## DATA EXTRACT

§

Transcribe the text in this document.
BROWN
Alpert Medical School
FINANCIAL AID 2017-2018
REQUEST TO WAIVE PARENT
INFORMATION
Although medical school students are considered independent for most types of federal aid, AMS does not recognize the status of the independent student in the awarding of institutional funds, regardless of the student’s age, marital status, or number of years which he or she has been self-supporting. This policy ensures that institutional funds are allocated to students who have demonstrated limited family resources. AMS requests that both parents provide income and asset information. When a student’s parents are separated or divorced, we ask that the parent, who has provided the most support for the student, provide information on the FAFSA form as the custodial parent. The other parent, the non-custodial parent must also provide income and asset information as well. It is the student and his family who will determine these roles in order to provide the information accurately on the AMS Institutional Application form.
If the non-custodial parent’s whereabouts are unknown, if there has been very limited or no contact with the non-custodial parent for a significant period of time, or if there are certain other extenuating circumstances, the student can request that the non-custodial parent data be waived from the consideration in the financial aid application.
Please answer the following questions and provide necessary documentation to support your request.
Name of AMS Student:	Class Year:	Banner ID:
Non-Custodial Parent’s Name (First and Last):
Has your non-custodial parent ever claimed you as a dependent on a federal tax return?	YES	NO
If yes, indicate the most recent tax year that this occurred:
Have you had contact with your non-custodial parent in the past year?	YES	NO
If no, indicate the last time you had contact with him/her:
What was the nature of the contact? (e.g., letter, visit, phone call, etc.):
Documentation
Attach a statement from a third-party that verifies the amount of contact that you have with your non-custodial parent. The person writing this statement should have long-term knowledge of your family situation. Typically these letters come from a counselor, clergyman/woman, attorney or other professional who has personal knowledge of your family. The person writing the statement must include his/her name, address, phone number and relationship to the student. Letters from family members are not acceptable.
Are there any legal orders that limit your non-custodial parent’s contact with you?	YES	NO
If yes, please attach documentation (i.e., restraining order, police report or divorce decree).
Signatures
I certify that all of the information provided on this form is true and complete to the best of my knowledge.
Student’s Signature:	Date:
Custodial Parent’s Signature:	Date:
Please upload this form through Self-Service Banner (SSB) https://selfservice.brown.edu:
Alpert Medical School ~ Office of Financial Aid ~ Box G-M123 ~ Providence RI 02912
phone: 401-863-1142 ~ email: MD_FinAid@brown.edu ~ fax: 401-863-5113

§

## SHORT PROBLEM
Copy down the whole of the data above, matching it exactly.

## SOLVED EXERCISE
Transcribe the text in this document.
BROWN
Alpert Medical School
FINANCIAL AID 2017-2018
REQUEST TO WAIVE PARENT
INFORMATION
Although medical school students are considered independent for most types of federal aid, AMS does not recognize the status of the independent student in the awarding of institutional funds, regardless of the student’s age, marital status, or number of years which he or she has been self-supporting. This policy ensures that institutional funds are allocated to students who have demonstrated limited family resources. AMS requests that both parents provide income and asset information. When a student’s parents are separated or divorced, we ask that the parent, who has provided the most support for the student, provide information on the FAFSA form as the custodial parent. The other parent, the non-custodial parent must also provide income and asset information as well. It is the student and his family who will determine these roles in order to provide the information accurately on the AMS Institutional Application form.
If the non-custodial parent’s whereabouts are unknown, if there has been very limited or no contact with the non-custodial parent for a significant period of time, or if there are certain other extenuating circumstances, the student can request that the non-custodial parent data be waived from the consideration in the financial aid application.
Please answer the following questions and provide necessary documentation to support your request.
Name of AMS Student:	Class Year:	Banner ID:
Non-Custodial Parent’s Name (First and Last):
Has your non-custodial parent ever claimed you as a dependent on a federal tax return?	YES	NO
If yes, indicate the most recent tax year that this occurred:
Have you had contact with your non-custodial parent in the past year?	YES	NO
If no, indicate the last time you had contact with him/her:
What was the nature of the contact? (e.g., letter, visit, phone call, etc.):
Documentation
Attach a statement from a third-party that verifies the amount of contact that you have with your non-custodial parent. The person writing this statement should have long-term knowledge of your family situation. Typically these letters come from a counselor, clergyman/woman, attorney or other professional who has personal knowledge of your family. The person writing the statement must include his/her name, address, phone number and relationship to the student. Letters from family members are not acceptable.
Are there any legal orders that limit your non-custodial parent’s contact with you?	YES	NO
If yes, please attach documentation (i.e., restraining order, police report or divorce decree).
Signatures
I certify that all of the information provided on this form is true and complete to the best of my knowledge.
Student’s Signature:	Date:
Custodial Parent’s Signature:	Date:
Please upload this form through Self-Service Banner (SSB) https://selfservice.brown.edu:
Alpert Medical School ~ Office of Financial Aid ~ Box G-M123 ~ Providence RI 02912
phone: 401-863-1142 ~ email: MD_FinAid@brown.edu ~ fax: 401-863-5113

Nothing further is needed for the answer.